Start of GIVEN ENTRIES

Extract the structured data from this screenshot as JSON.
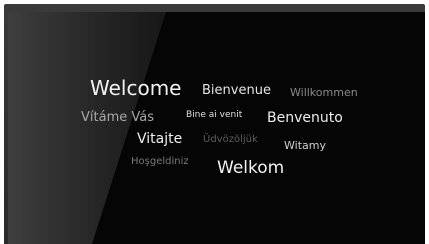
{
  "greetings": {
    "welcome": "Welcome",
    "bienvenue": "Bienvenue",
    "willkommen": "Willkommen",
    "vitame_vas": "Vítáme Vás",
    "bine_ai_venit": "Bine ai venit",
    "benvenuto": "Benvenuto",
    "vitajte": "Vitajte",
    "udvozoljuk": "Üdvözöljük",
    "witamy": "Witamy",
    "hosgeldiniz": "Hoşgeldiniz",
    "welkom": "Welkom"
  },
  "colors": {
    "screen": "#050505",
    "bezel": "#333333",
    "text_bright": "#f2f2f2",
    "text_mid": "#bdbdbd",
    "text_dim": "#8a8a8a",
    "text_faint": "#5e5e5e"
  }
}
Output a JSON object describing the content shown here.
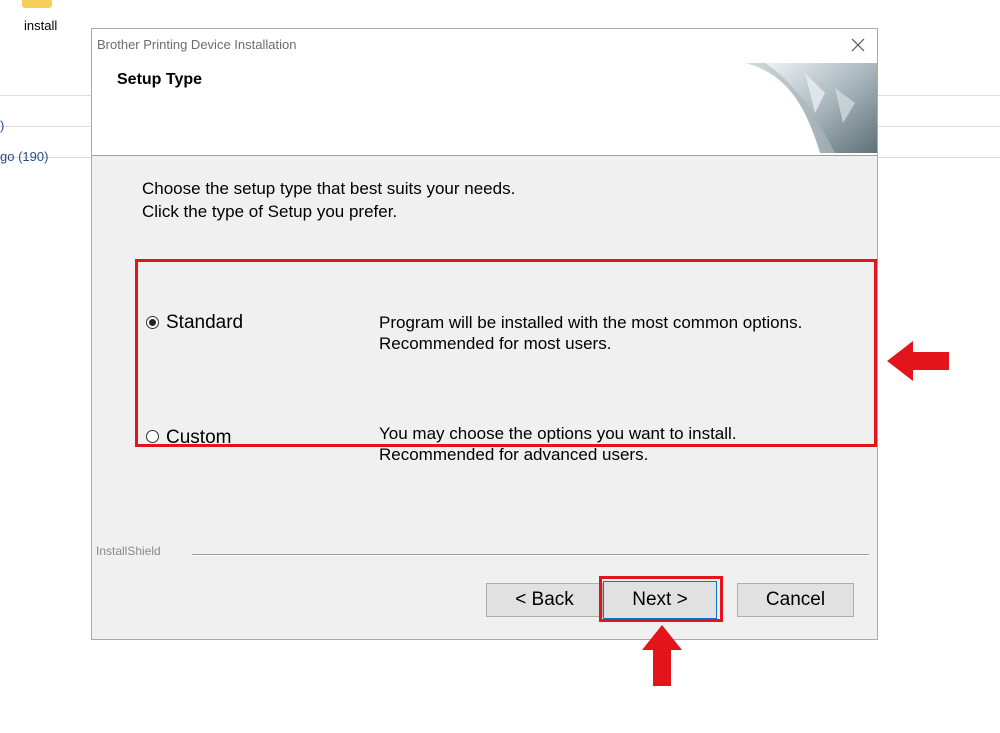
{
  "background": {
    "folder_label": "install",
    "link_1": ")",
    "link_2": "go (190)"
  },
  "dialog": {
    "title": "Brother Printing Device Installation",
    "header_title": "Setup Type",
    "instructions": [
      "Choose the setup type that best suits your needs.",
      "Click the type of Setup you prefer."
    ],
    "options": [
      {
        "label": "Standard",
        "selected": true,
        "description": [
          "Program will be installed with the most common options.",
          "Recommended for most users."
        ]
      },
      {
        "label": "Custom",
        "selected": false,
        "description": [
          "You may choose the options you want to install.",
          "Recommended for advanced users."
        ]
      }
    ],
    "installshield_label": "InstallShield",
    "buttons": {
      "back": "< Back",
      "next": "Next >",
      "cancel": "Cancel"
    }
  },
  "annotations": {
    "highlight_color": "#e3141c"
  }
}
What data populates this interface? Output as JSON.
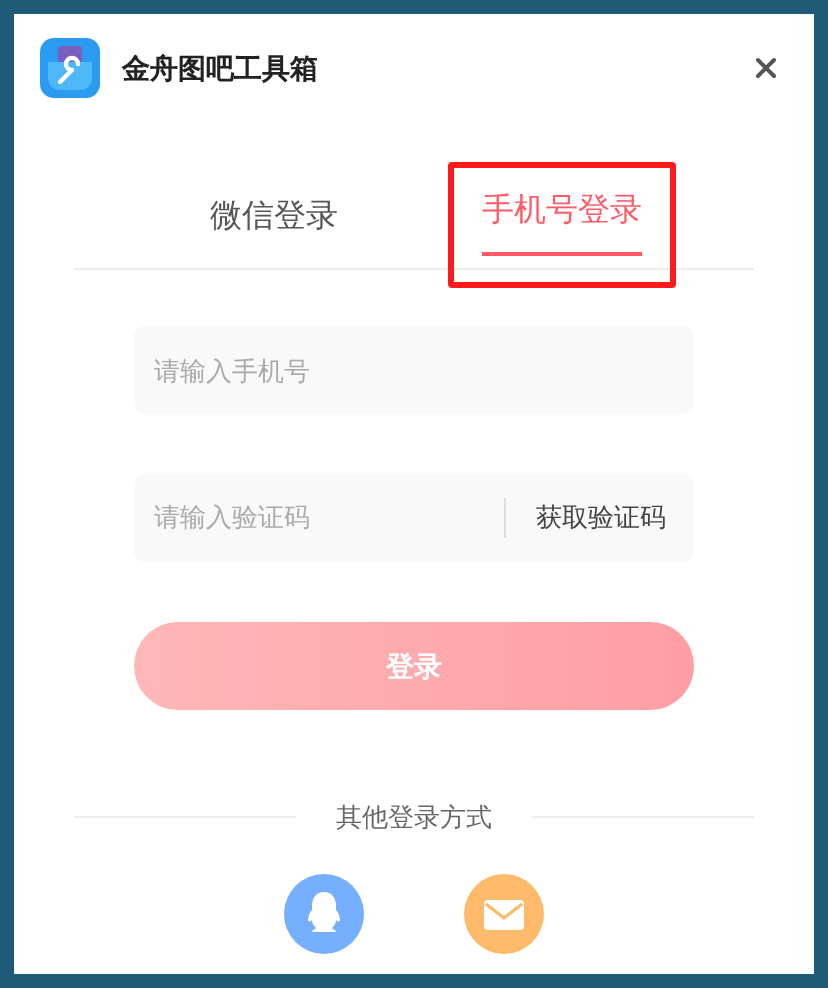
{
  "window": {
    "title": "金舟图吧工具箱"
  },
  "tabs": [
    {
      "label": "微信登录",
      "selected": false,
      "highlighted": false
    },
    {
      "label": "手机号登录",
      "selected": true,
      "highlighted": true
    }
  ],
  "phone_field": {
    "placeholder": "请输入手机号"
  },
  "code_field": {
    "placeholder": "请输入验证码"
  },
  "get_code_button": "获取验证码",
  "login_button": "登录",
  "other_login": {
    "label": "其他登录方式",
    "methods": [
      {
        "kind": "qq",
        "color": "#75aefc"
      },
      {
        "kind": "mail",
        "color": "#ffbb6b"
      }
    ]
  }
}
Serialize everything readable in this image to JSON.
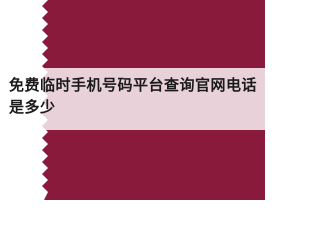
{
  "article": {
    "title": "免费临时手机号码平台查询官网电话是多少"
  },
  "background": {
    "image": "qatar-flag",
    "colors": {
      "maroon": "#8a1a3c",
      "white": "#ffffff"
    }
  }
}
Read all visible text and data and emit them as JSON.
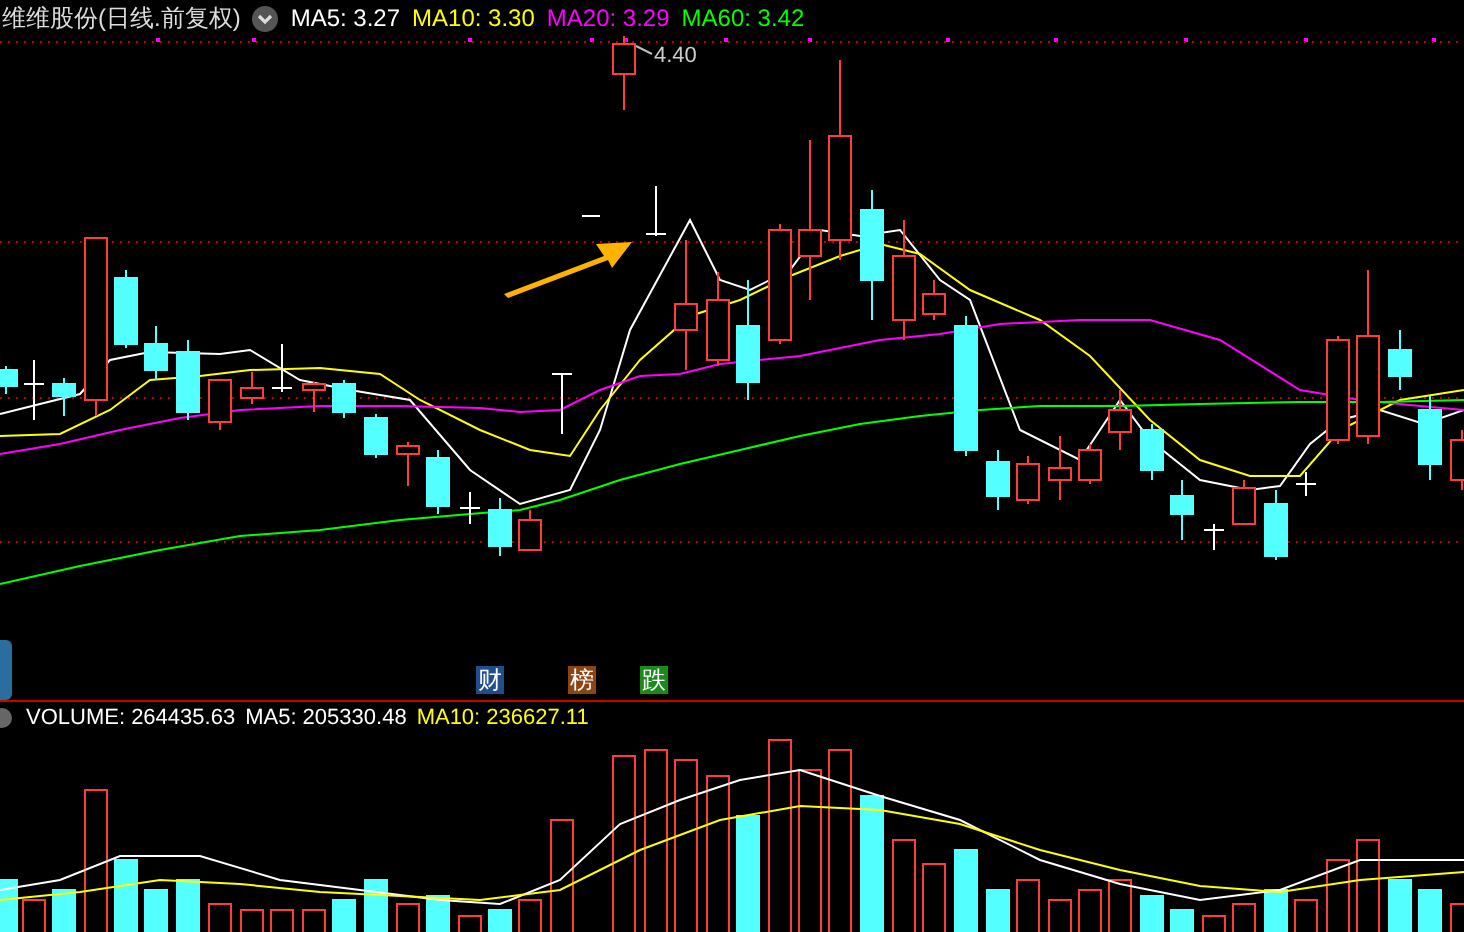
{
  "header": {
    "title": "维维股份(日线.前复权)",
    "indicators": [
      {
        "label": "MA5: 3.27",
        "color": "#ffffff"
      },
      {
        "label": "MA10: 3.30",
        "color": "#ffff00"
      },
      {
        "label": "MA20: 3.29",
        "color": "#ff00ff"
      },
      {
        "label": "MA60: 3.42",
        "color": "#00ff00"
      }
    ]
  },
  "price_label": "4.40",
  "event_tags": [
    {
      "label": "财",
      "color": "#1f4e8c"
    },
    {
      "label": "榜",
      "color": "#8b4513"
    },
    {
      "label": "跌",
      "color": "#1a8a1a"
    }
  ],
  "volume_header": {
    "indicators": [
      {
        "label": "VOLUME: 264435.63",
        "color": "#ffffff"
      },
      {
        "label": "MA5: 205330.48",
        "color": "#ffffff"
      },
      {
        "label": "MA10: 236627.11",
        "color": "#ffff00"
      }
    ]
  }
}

End of GIVEN ENTRIES

• [TASK PROMPT]
Look through the entries above and report each line where the string "JSON" occurs.

• [COMPLETED EXERCISE]
Extract the structured data from this screenshot as JSON.
Output a JSON object describing the content shown here.
What data populates this interface? Output as JSON.
Serialize everything readable in this image to JSON.
Read all visible text and data and emit them as JSON.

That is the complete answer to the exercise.